** START Dataset extract **

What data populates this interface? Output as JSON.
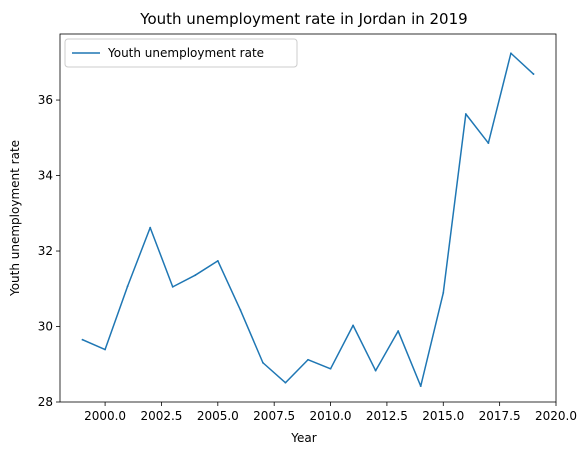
{
  "chart_data": {
    "type": "line",
    "title": "Youth unemployment rate in Jordan in 2019",
    "xlabel": "Year",
    "ylabel": "Youth unemployment rate",
    "xlim": [
      1998.0,
      2020.0
    ],
    "ylim": [
      28.0,
      37.75
    ],
    "xticks": [
      2000.0,
      2002.5,
      2005.0,
      2007.5,
      2010.0,
      2012.5,
      2015.0,
      2017.5,
      2020.0
    ],
    "xtick_labels": [
      "2000.0",
      "2002.5",
      "2005.0",
      "2007.5",
      "2010.0",
      "2012.5",
      "2015.0",
      "2017.5",
      "2020.0"
    ],
    "yticks": [
      28,
      30,
      32,
      34,
      36
    ],
    "ytick_labels": [
      "28",
      "30",
      "32",
      "34",
      "36"
    ],
    "grid": false,
    "legend_position": "upper-left",
    "series": [
      {
        "name": "Youth unemployment rate",
        "color": "#1f77b4",
        "x": [
          1999,
          2000,
          2001,
          2002,
          2003,
          2004,
          2005,
          2006,
          2007,
          2008,
          2009,
          2010,
          2011,
          2012,
          2013,
          2014,
          2015,
          2016,
          2017,
          2018,
          2019
        ],
        "y": [
          29.65,
          29.39,
          31.07,
          32.62,
          31.05,
          31.36,
          31.74,
          30.44,
          29.04,
          28.51,
          29.12,
          28.88,
          30.03,
          28.83,
          29.88,
          28.42,
          30.89,
          35.63,
          34.86,
          37.24,
          36.69
        ]
      }
    ]
  }
}
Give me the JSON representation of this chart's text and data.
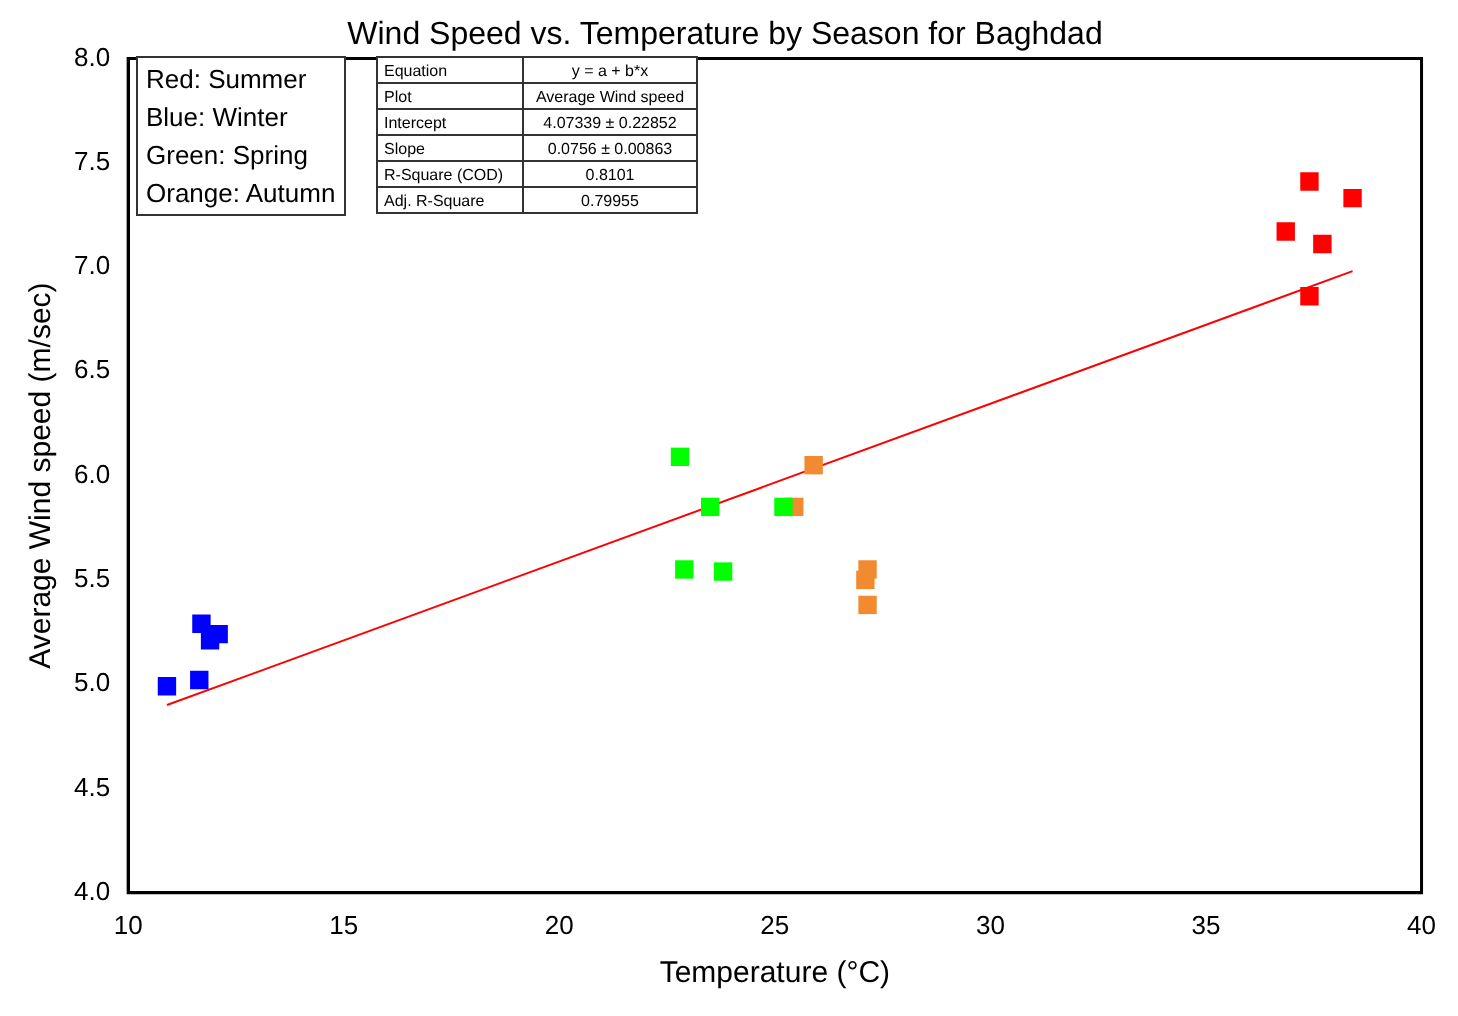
{
  "chart_data": {
    "type": "scatter",
    "title": "Wind Speed vs. Temperature by Season for Baghdad",
    "xlabel": "Temperature (°C)",
    "ylabel": "Average Wind speed (m/sec)",
    "xlim": [
      10,
      40
    ],
    "xticks": [
      10,
      15,
      20,
      25,
      30,
      35,
      40
    ],
    "ylim": [
      4,
      8
    ],
    "yticks": [
      {
        "value": 4,
        "label": "4.0"
      },
      {
        "value": 4.5,
        "label": "4.5"
      },
      {
        "value": 5,
        "label": "5.0"
      },
      {
        "value": 5.5,
        "label": "5.5"
      },
      {
        "value": 6,
        "label": "6.0"
      },
      {
        "value": 6.5,
        "label": "6.5"
      },
      {
        "value": 7,
        "label": "7.0"
      },
      {
        "value": 7.5,
        "label": "7.5"
      },
      {
        "value": 8,
        "label": "8.0"
      }
    ],
    "grid": false,
    "legend": false,
    "marker": "square",
    "series": [
      {
        "color": "#0000ff",
        "x": [
          10.9,
          11.7,
          12.1,
          11.9,
          11.65
        ],
        "values": [
          4.99,
          5.29,
          5.24,
          5.21,
          5.02
        ]
      },
      {
        "color": "#00ff00",
        "x": [
          22.8,
          23.5,
          25.2,
          22.9,
          23.8
        ],
        "values": [
          6.09,
          5.85,
          5.85,
          5.55,
          5.54
        ]
      },
      {
        "color": "#f28a30",
        "x": [
          25.9,
          25.45,
          27.15,
          27.1,
          27.15
        ],
        "values": [
          6.05,
          5.85,
          5.55,
          5.5,
          5.38
        ]
      },
      {
        "color": "#ff0000",
        "x": [
          37.4,
          38.4,
          36.85,
          37.7,
          37.4
        ],
        "values": [
          7.41,
          7.33,
          7.17,
          7.11,
          6.86
        ]
      },
      {
        "type": "line",
        "color": "#ff0000",
        "marker": "none",
        "x": [
          10.9,
          38.4
        ],
        "values": [
          4.9,
          6.98
        ]
      }
    ],
    "annotations": [
      "Red: Summer",
      "Blue: Winter",
      "Green: Spring",
      "Orange: Autumn",
      "Equation",
      "y = a + b*x",
      "Plot",
      "Average Wind speed",
      "Intercept",
      "4.07339 ± 0.22852",
      "Slope",
      "0.0756 ± 0.00863",
      "R-Square (COD)",
      "0.8101",
      "Adj. R-Square",
      "0.79955"
    ]
  }
}
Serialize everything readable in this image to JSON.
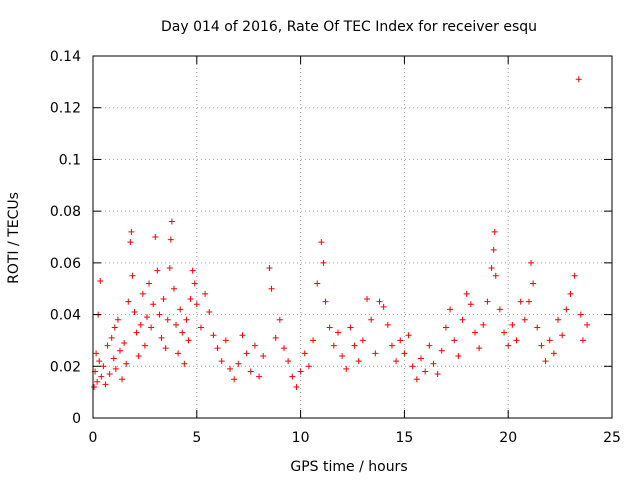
{
  "chart_data": {
    "type": "scatter",
    "title": "Day 014 of 2016, Rate Of TEC Index for receiver esqu",
    "xlabel": "GPS time / hours",
    "ylabel": "ROTI / TECUs",
    "xlim": [
      0,
      25
    ],
    "ylim": [
      0,
      0.14
    ],
    "xticks": [
      0,
      5,
      10,
      15,
      20,
      25
    ],
    "xtick_labels": [
      "0",
      "5",
      "10",
      "15",
      "20",
      "25"
    ],
    "yticks": [
      0,
      0.02,
      0.04,
      0.06,
      0.08,
      0.1,
      0.12,
      0.14
    ],
    "ytick_labels": [
      "0",
      "0.02",
      "0.04",
      "0.06",
      "0.08",
      "0.1",
      "0.12",
      "0.14"
    ],
    "grid": true,
    "marker": "plus",
    "color": "#ff0000",
    "series": [
      {
        "name": "ROTI",
        "points": [
          [
            0.05,
            0.012
          ],
          [
            0.1,
            0.018
          ],
          [
            0.15,
            0.025
          ],
          [
            0.2,
            0.014
          ],
          [
            0.25,
            0.04
          ],
          [
            0.3,
            0.022
          ],
          [
            0.35,
            0.053
          ],
          [
            0.4,
            0.016
          ],
          [
            0.5,
            0.02
          ],
          [
            0.6,
            0.013
          ],
          [
            0.7,
            0.028
          ],
          [
            0.8,
            0.017
          ],
          [
            0.9,
            0.031
          ],
          [
            1.0,
            0.023
          ],
          [
            1.05,
            0.035
          ],
          [
            1.1,
            0.019
          ],
          [
            1.2,
            0.038
          ],
          [
            1.3,
            0.026
          ],
          [
            1.4,
            0.015
          ],
          [
            1.5,
            0.029
          ],
          [
            1.6,
            0.021
          ],
          [
            1.7,
            0.045
          ],
          [
            1.8,
            0.068
          ],
          [
            1.85,
            0.072
          ],
          [
            1.9,
            0.055
          ],
          [
            2.0,
            0.041
          ],
          [
            2.1,
            0.033
          ],
          [
            2.2,
            0.024
          ],
          [
            2.3,
            0.036
          ],
          [
            2.4,
            0.048
          ],
          [
            2.5,
            0.028
          ],
          [
            2.6,
            0.039
          ],
          [
            2.7,
            0.052
          ],
          [
            2.8,
            0.035
          ],
          [
            2.9,
            0.044
          ],
          [
            3.0,
            0.07
          ],
          [
            3.1,
            0.057
          ],
          [
            3.2,
            0.04
          ],
          [
            3.3,
            0.031
          ],
          [
            3.4,
            0.046
          ],
          [
            3.5,
            0.027
          ],
          [
            3.6,
            0.038
          ],
          [
            3.7,
            0.058
          ],
          [
            3.75,
            0.069
          ],
          [
            3.8,
            0.076
          ],
          [
            3.9,
            0.05
          ],
          [
            4.0,
            0.036
          ],
          [
            4.1,
            0.025
          ],
          [
            4.2,
            0.042
          ],
          [
            4.3,
            0.033
          ],
          [
            4.4,
            0.021
          ],
          [
            4.5,
            0.038
          ],
          [
            4.6,
            0.03
          ],
          [
            4.7,
            0.046
          ],
          [
            4.8,
            0.057
          ],
          [
            4.9,
            0.052
          ],
          [
            5.0,
            0.044
          ],
          [
            5.2,
            0.035
          ],
          [
            5.4,
            0.048
          ],
          [
            5.6,
            0.041
          ],
          [
            5.8,
            0.032
          ],
          [
            6.0,
            0.027
          ],
          [
            6.2,
            0.022
          ],
          [
            6.4,
            0.03
          ],
          [
            6.6,
            0.019
          ],
          [
            6.8,
            0.015
          ],
          [
            7.0,
            0.021
          ],
          [
            7.2,
            0.032
          ],
          [
            7.4,
            0.025
          ],
          [
            7.6,
            0.018
          ],
          [
            7.8,
            0.028
          ],
          [
            8.0,
            0.016
          ],
          [
            8.2,
            0.024
          ],
          [
            8.5,
            0.058
          ],
          [
            8.6,
            0.05
          ],
          [
            8.8,
            0.031
          ],
          [
            9.0,
            0.038
          ],
          [
            9.2,
            0.027
          ],
          [
            9.4,
            0.022
          ],
          [
            9.6,
            0.016
          ],
          [
            9.8,
            0.012
          ],
          [
            10.0,
            0.018
          ],
          [
            10.2,
            0.025
          ],
          [
            10.4,
            0.02
          ],
          [
            10.6,
            0.03
          ],
          [
            10.8,
            0.052
          ],
          [
            11.0,
            0.068
          ],
          [
            11.1,
            0.06
          ],
          [
            11.2,
            0.045
          ],
          [
            11.4,
            0.035
          ],
          [
            11.6,
            0.028
          ],
          [
            11.8,
            0.033
          ],
          [
            12.0,
            0.024
          ],
          [
            12.2,
            0.019
          ],
          [
            12.4,
            0.035
          ],
          [
            12.6,
            0.028
          ],
          [
            12.8,
            0.022
          ],
          [
            13.0,
            0.03
          ],
          [
            13.2,
            0.046
          ],
          [
            13.4,
            0.038
          ],
          [
            13.6,
            0.025
          ],
          [
            13.8,
            0.045
          ],
          [
            14.0,
            0.043
          ],
          [
            14.2,
            0.036
          ],
          [
            14.4,
            0.028
          ],
          [
            14.6,
            0.022
          ],
          [
            14.8,
            0.03
          ],
          [
            15.0,
            0.025
          ],
          [
            15.2,
            0.032
          ],
          [
            15.4,
            0.02
          ],
          [
            15.6,
            0.015
          ],
          [
            15.8,
            0.023
          ],
          [
            16.0,
            0.018
          ],
          [
            16.2,
            0.028
          ],
          [
            16.4,
            0.021
          ],
          [
            16.6,
            0.017
          ],
          [
            16.8,
            0.026
          ],
          [
            17.0,
            0.035
          ],
          [
            17.2,
            0.042
          ],
          [
            17.4,
            0.03
          ],
          [
            17.6,
            0.024
          ],
          [
            17.8,
            0.038
          ],
          [
            18.0,
            0.048
          ],
          [
            18.2,
            0.044
          ],
          [
            18.4,
            0.033
          ],
          [
            18.6,
            0.027
          ],
          [
            18.8,
            0.036
          ],
          [
            19.0,
            0.045
          ],
          [
            19.2,
            0.058
          ],
          [
            19.3,
            0.065
          ],
          [
            19.35,
            0.072
          ],
          [
            19.4,
            0.055
          ],
          [
            19.6,
            0.042
          ],
          [
            19.8,
            0.033
          ],
          [
            20.0,
            0.028
          ],
          [
            20.2,
            0.036
          ],
          [
            20.4,
            0.03
          ],
          [
            20.6,
            0.045
          ],
          [
            20.8,
            0.038
          ],
          [
            21.0,
            0.045
          ],
          [
            21.1,
            0.06
          ],
          [
            21.2,
            0.052
          ],
          [
            21.4,
            0.035
          ],
          [
            21.6,
            0.028
          ],
          [
            21.8,
            0.022
          ],
          [
            22.0,
            0.03
          ],
          [
            22.2,
            0.025
          ],
          [
            22.4,
            0.038
          ],
          [
            22.6,
            0.032
          ],
          [
            22.8,
            0.042
          ],
          [
            23.0,
            0.048
          ],
          [
            23.2,
            0.055
          ],
          [
            23.4,
            0.131
          ],
          [
            23.5,
            0.04
          ],
          [
            23.6,
            0.03
          ],
          [
            23.8,
            0.036
          ]
        ]
      }
    ]
  }
}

** END Dataset extract **

Brief — Find and copy every line in the entries above where the string "Average" occurs.

Reply —
    "ylabel": "Average Wind speed (m/sec)",
      "Average Wind speed",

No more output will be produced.